■ Problem ■
Transcribe the records below exactly.

■ Given information ■
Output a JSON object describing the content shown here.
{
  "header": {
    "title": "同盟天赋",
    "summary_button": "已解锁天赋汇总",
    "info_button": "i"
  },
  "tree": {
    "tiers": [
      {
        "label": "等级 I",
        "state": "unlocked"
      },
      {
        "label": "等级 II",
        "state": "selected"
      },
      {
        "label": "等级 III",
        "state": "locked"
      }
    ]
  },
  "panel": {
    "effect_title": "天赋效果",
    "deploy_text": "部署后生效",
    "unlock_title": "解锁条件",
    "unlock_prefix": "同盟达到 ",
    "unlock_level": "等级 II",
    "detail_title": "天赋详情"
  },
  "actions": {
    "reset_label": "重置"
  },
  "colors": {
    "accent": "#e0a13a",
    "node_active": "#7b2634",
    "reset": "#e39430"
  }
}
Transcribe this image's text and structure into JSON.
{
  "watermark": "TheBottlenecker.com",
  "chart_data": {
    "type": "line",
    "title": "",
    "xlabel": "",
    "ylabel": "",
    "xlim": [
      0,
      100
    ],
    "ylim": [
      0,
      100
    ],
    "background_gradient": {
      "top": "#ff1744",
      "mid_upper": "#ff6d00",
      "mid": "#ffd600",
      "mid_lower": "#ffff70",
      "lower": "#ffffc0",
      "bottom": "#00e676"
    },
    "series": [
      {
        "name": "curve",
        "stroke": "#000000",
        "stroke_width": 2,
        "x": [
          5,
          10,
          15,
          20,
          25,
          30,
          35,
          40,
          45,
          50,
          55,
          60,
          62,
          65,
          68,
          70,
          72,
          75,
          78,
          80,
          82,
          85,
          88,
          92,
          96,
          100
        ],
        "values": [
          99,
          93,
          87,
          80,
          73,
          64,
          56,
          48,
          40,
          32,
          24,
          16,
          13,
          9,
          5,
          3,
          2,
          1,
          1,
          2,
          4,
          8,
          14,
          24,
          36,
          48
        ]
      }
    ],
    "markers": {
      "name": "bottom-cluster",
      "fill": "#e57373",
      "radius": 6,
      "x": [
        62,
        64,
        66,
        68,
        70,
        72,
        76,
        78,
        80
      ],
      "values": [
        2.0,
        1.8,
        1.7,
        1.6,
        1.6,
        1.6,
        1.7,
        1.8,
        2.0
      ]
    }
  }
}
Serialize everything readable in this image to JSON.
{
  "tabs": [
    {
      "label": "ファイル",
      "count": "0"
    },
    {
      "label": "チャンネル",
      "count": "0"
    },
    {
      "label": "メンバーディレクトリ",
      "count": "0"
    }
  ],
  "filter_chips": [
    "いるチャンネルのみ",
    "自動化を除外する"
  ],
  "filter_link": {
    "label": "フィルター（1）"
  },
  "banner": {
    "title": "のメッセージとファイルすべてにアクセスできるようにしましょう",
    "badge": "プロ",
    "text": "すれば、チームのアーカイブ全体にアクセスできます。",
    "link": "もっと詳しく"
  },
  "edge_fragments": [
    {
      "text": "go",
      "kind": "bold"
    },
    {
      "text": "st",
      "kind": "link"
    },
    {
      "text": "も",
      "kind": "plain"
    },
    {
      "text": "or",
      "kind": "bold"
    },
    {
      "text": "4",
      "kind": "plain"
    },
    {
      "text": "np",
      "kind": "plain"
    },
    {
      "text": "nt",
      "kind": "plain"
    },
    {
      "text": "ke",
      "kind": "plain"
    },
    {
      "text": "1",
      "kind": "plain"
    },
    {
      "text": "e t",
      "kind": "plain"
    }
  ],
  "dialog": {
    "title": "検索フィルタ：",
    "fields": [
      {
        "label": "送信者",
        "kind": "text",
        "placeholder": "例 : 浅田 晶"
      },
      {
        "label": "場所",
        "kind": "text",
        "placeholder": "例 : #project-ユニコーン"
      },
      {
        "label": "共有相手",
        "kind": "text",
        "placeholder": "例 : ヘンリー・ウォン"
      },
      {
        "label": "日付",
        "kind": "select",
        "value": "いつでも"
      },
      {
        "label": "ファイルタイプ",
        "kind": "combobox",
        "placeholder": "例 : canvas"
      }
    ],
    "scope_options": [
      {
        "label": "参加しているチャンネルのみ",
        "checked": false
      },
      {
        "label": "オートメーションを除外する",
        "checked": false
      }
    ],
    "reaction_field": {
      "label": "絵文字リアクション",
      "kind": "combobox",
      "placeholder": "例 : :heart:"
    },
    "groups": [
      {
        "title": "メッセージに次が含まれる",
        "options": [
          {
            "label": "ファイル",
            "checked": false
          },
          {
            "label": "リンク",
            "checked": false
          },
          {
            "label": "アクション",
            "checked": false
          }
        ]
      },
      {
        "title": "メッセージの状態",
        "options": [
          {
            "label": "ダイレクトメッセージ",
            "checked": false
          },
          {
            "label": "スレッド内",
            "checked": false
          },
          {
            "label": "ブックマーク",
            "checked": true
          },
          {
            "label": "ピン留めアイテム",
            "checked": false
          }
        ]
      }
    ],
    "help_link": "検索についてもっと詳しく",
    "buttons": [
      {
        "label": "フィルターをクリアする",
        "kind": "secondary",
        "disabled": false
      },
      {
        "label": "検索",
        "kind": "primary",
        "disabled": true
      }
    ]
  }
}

■ Expected output ■
Output a JSON object describing the content shown here.
{
  "header": {
    "title": "同盟天赋",
    "summary_button": "已解锁天赋汇总",
    "info_button": "i"
  },
  "tree": {
    "tiers": [
      {
        "label": "等级 I",
        "state": "unlocked"
      },
      {
        "label": "等级 II",
        "state": "selected"
      },
      {
        "label": "等级 III",
        "state": "locked"
      }
    ]
  },
  "panel": {
    "effect_title": "天赋效果",
    "deploy_text": "部署后生效",
    "unlock_title": "解锁条件",
    "unlock_prefix": "同盟达到 ",
    "unlock_level": "等级 II",
    "detail_title": "天赋详情"
  },
  "actions": {
    "reset_label": "重置"
  },
  "colors": {
    "accent": "#e0a13a",
    "node_active": "#7b2634",
    "reset": "#e39430"
  }
}
Transcribe this image's text and structure into JSON.
{
  "watermark": "TheBottlenecker.com",
  "chart_data": {
    "type": "line",
    "title": "",
    "xlabel": "",
    "ylabel": "",
    "xlim": [
      0,
      100
    ],
    "ylim": [
      0,
      100
    ],
    "background_gradient": {
      "top": "#ff1744",
      "mid_upper": "#ff6d00",
      "mid": "#ffd600",
      "mid_lower": "#ffff70",
      "lower": "#ffffc0",
      "bottom": "#00e676"
    },
    "series": [
      {
        "name": "curve",
        "stroke": "#000000",
        "stroke_width": 2,
        "x": [
          5,
          10,
          15,
          20,
          25,
          30,
          35,
          40,
          45,
          50,
          55,
          60,
          62,
          65,
          68,
          70,
          72,
          75,
          78,
          80,
          82,
          85,
          88,
          92,
          96,
          100
        ],
        "values": [
          99,
          93,
          87,
          80,
          73,
          64,
          56,
          48,
          40,
          32,
          24,
          16,
          13,
          9,
          5,
          3,
          2,
          1,
          1,
          2,
          4,
          8,
          14,
          24,
          36,
          48
        ]
      }
    ],
    "markers": {
      "name": "bottom-cluster",
      "fill": "#e57373",
      "radius": 6,
      "x": [
        62,
        64,
        66,
        68,
        70,
        72,
        76,
        78,
        80
      ],
      "values": [
        2.0,
        1.8,
        1.7,
        1.6,
        1.6,
        1.6,
        1.7,
        1.8,
        2.0
      ]
    }
  }
}
Serialize everything readable in this image to JSON.
{
  "tabs": [
    {
      "label": "ファイル",
      "count": "0"
    },
    {
      "label": "チャンネル",
      "count": "0"
    },
    {
      "label": "メンバーディレクトリ",
      "count": "0"
    }
  ],
  "filter_chips": [
    "いるチャンネルのみ",
    "自動化を除外する"
  ],
  "filter_link": {
    "label": "フィルター（1）"
  },
  "banner": {
    "title": "のメッセージとファイルすべてにアクセスできるようにしましょう",
    "badge": "プロ",
    "text": "すれば、チームのアーカイブ全体にアクセスできます。",
    "link": "もっと詳しく"
  },
  "edge_fragments": [
    {
      "text": "go",
      "kind": "bold"
    },
    {
      "text": "st",
      "kind": "link"
    },
    {
      "text": "も",
      "kind": "plain"
    },
    {
      "text": "or",
      "kind": "bold"
    },
    {
      "text": "4",
      "kind": "plain"
    },
    {
      "text": "np",
      "kind": "plain"
    },
    {
      "text": "nt",
      "kind": "plain"
    },
    {
      "text": "ke",
      "kind": "plain"
    },
    {
      "text": "1",
      "kind": "plain"
    },
    {
      "text": "e t",
      "kind": "plain"
    }
  ],
  "dialog": {
    "title": "検索フィルタ：",
    "fields": [
      {
        "label": "送信者",
        "kind": "text",
        "placeholder": "例 : 浅田 晶"
      },
      {
        "label": "場所",
        "kind": "text",
        "placeholder": "例 : #project-ユニコーン"
      },
      {
        "label": "共有相手",
        "kind": "text",
        "placeholder": "例 : ヘンリー・ウォン"
      },
      {
        "label": "日付",
        "kind": "select",
        "value": "いつでも"
      },
      {
        "label": "ファイルタイプ",
        "kind": "combobox",
        "placeholder": "例 : canvas"
      }
    ],
    "scope_options": [
      {
        "label": "参加しているチャンネルのみ",
        "checked": false
      },
      {
        "label": "オートメーションを除外する",
        "checked": false
      }
    ],
    "reaction_field": {
      "label": "絵文字リアクション",
      "kind": "combobox",
      "placeholder": "例 : :heart:"
    },
    "groups": [
      {
        "title": "メッセージに次が含まれる",
        "options": [
          {
            "label": "ファイル",
            "checked": false
          },
          {
            "label": "リンク",
            "checked": false
          },
          {
            "label": "アクション",
            "checked": false
          }
        ]
      },
      {
        "title": "メッセージの状態",
        "options": [
          {
            "label": "ダイレクトメッセージ",
            "checked": false
          },
          {
            "label": "スレッド内",
            "checked": false
          },
          {
            "label": "ブックマーク",
            "checked": true
          },
          {
            "label": "ピン留めアイテム",
            "checked": false
          }
        ]
      }
    ],
    "help_link": "検索についてもっと詳しく",
    "buttons": [
      {
        "label": "フィルターをクリアする",
        "kind": "secondary",
        "disabled": false
      },
      {
        "label": "検索",
        "kind": "primary",
        "disabled": true
      }
    ]
  }
}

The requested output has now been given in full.